• _Problem to work on_:
Seek out every line containing the word "would", and copy each.

═════ Source material

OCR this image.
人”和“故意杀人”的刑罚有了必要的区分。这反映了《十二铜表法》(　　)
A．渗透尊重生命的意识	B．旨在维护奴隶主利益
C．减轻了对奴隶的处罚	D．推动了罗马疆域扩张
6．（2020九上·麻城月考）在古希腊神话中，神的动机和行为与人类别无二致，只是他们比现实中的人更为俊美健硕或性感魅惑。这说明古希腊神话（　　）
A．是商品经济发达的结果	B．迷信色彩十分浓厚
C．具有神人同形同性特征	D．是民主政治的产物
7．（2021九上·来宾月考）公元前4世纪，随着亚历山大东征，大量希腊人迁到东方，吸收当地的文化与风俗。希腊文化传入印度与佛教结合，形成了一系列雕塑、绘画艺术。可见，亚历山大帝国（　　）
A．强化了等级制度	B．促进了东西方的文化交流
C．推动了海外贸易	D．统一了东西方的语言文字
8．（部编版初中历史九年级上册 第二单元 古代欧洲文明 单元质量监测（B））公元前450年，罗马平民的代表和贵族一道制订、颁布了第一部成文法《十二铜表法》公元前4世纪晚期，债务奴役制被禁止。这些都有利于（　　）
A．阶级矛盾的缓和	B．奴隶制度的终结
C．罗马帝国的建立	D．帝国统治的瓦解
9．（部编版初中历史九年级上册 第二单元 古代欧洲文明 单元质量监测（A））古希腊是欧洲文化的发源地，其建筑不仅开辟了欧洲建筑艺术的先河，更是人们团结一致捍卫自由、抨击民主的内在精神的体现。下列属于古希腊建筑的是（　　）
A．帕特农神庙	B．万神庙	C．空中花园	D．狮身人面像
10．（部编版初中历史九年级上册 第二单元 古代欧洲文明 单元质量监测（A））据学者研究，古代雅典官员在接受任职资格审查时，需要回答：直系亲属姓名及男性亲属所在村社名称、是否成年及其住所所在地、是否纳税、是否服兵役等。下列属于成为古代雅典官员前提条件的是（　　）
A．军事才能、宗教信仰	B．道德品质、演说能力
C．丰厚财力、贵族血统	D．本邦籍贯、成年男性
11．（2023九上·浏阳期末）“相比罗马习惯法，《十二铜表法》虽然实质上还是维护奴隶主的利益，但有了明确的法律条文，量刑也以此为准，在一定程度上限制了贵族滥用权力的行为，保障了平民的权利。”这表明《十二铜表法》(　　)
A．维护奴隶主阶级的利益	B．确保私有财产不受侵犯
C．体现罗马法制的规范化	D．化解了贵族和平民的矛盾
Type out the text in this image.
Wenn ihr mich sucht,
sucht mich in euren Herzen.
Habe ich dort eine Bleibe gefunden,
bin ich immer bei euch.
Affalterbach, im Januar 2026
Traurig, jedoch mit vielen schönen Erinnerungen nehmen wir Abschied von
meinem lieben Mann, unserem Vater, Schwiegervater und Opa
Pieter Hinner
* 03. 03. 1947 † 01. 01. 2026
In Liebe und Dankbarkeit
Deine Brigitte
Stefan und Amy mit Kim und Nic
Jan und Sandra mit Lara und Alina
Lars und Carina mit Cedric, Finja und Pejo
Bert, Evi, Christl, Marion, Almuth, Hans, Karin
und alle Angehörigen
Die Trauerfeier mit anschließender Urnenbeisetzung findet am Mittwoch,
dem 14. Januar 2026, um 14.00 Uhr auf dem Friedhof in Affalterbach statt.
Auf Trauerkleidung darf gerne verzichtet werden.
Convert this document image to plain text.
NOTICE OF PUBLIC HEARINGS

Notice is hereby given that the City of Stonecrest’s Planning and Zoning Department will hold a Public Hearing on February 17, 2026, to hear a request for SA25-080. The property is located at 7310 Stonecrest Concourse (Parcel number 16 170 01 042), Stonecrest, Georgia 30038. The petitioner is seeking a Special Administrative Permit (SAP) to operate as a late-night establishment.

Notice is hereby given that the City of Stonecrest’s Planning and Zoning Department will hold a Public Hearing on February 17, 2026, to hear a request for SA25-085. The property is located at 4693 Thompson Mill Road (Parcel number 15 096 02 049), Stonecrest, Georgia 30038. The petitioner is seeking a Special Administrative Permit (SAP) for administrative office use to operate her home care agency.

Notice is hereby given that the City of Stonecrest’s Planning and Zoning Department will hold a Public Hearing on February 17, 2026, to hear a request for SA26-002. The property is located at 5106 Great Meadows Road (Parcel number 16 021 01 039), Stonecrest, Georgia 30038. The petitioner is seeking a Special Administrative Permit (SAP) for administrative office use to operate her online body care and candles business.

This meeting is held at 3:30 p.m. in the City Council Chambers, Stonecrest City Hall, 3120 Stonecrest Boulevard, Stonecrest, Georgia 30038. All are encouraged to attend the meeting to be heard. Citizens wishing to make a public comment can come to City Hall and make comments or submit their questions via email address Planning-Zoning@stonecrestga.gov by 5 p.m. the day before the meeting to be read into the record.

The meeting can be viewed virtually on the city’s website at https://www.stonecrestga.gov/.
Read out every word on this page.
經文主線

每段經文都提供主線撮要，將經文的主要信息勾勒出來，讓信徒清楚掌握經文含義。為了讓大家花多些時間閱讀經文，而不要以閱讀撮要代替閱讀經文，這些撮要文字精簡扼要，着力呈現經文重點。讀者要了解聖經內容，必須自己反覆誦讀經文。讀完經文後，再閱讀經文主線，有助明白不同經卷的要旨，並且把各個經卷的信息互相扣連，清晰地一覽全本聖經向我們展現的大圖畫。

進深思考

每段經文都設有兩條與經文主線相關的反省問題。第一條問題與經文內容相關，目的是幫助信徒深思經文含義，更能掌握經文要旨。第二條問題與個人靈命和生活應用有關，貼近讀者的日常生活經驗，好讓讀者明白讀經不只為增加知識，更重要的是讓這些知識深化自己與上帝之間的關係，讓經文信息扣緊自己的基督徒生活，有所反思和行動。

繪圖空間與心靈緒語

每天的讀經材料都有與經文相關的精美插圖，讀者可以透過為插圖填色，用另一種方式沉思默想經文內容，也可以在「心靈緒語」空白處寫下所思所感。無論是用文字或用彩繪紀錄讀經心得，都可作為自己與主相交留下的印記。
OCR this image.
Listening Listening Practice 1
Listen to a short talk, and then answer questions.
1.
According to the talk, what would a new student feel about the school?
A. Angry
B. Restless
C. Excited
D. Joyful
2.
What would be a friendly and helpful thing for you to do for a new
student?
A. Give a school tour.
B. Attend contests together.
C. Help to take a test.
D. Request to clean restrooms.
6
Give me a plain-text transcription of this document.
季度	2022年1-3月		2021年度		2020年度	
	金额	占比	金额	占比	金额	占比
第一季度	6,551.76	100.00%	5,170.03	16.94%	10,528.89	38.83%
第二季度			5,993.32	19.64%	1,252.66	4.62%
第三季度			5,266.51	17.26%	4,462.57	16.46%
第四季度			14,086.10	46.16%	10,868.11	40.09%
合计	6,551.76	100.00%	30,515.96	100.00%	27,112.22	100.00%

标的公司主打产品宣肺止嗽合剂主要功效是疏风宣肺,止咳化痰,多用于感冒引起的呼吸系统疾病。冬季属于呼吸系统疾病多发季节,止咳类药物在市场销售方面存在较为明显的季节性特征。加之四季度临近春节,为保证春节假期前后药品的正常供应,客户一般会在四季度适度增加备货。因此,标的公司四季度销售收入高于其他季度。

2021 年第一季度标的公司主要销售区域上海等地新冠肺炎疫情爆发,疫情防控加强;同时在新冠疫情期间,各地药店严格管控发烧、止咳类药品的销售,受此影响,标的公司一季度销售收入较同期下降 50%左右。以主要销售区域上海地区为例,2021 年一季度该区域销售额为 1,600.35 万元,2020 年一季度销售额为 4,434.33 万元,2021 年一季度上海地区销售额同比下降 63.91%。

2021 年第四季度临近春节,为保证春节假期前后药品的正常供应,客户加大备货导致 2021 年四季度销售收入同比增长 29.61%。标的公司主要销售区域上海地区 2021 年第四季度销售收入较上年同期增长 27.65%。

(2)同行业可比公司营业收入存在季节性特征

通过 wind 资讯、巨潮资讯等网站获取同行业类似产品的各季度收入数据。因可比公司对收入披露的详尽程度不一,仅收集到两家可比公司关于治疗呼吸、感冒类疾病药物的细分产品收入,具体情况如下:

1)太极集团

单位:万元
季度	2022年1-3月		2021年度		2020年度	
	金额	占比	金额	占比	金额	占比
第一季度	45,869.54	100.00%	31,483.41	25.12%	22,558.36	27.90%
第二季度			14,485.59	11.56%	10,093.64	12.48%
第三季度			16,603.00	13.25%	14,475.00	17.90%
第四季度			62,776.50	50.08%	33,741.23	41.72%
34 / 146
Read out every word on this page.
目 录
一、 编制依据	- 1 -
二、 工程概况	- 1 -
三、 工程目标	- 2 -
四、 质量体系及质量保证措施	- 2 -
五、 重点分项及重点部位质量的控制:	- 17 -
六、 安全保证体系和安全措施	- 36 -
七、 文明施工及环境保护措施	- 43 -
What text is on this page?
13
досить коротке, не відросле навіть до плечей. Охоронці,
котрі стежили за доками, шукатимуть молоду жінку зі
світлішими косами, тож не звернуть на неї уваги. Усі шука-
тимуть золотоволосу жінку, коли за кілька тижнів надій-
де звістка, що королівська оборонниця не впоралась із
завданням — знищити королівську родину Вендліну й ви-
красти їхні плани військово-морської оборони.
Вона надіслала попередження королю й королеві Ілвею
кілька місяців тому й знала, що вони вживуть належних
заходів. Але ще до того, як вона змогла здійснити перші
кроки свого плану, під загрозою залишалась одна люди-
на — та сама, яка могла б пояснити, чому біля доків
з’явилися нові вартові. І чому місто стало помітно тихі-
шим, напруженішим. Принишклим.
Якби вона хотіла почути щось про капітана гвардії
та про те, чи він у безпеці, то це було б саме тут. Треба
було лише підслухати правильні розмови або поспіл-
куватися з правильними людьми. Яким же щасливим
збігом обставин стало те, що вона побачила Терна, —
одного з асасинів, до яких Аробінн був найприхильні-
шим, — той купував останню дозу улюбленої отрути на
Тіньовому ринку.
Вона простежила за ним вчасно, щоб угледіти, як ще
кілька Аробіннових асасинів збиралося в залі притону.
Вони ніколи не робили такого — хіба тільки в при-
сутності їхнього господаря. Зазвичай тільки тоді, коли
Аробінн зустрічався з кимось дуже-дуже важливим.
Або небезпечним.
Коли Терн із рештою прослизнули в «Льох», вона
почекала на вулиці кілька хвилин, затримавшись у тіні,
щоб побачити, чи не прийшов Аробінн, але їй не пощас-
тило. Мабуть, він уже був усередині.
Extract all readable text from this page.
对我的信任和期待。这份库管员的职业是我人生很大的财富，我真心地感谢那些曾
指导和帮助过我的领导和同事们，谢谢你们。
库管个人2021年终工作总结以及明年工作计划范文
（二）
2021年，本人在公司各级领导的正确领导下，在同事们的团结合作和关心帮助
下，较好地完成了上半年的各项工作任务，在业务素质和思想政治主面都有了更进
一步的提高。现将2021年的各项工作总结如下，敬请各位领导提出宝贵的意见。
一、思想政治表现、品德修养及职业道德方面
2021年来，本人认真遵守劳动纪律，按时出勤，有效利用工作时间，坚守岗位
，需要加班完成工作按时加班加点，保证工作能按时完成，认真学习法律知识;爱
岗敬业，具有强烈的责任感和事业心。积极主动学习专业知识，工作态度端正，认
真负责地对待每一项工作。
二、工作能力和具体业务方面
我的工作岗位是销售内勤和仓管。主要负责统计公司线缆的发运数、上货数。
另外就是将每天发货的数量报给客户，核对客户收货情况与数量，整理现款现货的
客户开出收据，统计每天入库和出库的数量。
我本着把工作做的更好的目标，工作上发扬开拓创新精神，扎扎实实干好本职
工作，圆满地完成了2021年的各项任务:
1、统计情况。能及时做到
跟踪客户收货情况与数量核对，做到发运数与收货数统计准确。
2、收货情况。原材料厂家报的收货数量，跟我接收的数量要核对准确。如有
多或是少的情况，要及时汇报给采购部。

══════════

• _Problem solution_:
According to the talk, what would a new student feel about the school?
What would be a friendly and helpful thing for you to do for a new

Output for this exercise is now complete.